RECORDS

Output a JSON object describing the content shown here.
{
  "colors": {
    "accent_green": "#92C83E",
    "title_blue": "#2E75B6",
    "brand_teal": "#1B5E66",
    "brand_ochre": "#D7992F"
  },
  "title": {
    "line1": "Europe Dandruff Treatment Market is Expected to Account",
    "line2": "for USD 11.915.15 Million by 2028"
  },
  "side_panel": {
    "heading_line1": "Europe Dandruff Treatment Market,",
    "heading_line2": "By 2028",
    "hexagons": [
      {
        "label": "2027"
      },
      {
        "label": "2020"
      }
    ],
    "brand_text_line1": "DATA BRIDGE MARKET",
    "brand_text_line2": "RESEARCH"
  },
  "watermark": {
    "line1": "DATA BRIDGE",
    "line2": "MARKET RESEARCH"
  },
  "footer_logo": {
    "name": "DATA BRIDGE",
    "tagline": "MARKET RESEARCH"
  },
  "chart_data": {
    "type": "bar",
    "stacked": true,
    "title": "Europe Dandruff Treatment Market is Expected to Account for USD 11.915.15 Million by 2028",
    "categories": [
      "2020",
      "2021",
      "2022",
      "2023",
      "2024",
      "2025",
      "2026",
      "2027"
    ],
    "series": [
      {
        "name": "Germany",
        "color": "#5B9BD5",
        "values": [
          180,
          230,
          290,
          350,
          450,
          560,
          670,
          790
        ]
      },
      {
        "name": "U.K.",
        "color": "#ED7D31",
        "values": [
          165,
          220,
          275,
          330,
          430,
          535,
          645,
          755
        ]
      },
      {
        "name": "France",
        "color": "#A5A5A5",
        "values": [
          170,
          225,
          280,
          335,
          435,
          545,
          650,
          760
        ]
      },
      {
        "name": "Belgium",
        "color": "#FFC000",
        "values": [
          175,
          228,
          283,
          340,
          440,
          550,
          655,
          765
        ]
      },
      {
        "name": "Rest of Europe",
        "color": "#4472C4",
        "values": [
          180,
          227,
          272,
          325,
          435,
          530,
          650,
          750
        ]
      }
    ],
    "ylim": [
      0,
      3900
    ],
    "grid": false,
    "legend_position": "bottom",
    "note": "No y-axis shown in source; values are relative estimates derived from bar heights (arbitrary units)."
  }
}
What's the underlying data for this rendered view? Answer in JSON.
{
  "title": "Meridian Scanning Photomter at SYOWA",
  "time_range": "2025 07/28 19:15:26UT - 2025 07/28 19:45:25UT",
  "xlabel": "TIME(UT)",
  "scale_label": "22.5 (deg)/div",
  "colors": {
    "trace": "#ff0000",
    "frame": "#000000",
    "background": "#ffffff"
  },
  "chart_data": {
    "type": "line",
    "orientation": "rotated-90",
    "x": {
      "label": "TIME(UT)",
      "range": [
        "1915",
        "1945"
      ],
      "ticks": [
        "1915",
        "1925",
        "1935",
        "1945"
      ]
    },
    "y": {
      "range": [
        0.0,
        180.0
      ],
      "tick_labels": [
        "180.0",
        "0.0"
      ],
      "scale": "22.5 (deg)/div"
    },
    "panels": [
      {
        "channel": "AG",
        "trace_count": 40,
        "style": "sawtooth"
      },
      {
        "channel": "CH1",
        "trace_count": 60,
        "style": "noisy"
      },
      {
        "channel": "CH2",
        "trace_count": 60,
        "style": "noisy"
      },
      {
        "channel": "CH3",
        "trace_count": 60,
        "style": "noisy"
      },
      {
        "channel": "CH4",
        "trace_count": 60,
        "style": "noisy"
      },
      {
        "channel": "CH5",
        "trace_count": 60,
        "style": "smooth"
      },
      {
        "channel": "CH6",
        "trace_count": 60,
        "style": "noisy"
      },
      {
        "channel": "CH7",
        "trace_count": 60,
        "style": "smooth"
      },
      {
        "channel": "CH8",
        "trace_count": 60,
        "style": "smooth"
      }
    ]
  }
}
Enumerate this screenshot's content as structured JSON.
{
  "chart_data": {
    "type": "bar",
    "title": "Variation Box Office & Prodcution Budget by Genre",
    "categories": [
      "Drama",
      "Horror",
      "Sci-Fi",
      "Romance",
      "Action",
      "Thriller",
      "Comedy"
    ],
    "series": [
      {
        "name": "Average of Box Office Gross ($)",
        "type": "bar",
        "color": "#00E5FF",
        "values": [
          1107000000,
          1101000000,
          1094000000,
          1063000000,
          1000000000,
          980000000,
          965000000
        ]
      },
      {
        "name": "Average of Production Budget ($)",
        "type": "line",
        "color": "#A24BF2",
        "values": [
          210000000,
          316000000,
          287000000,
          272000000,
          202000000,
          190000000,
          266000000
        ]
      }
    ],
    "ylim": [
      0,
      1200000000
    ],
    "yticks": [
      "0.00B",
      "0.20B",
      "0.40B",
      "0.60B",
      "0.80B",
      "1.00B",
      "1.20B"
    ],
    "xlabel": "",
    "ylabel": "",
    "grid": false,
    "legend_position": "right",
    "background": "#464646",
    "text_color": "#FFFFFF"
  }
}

REQUIRED TASK
Read the entries and select each line where the word "name" is found.

EXERCISE SOLUTION
    "name": "DATA BRIDGE",
        "name": "Germany",
        "name": "U.K.",
        "name": "France",
        "name": "Belgium",
        "name": "Rest of Europe",
        "name": "Average of Box Office Gross ($)",
        "name": "Average of Production Budget ($)",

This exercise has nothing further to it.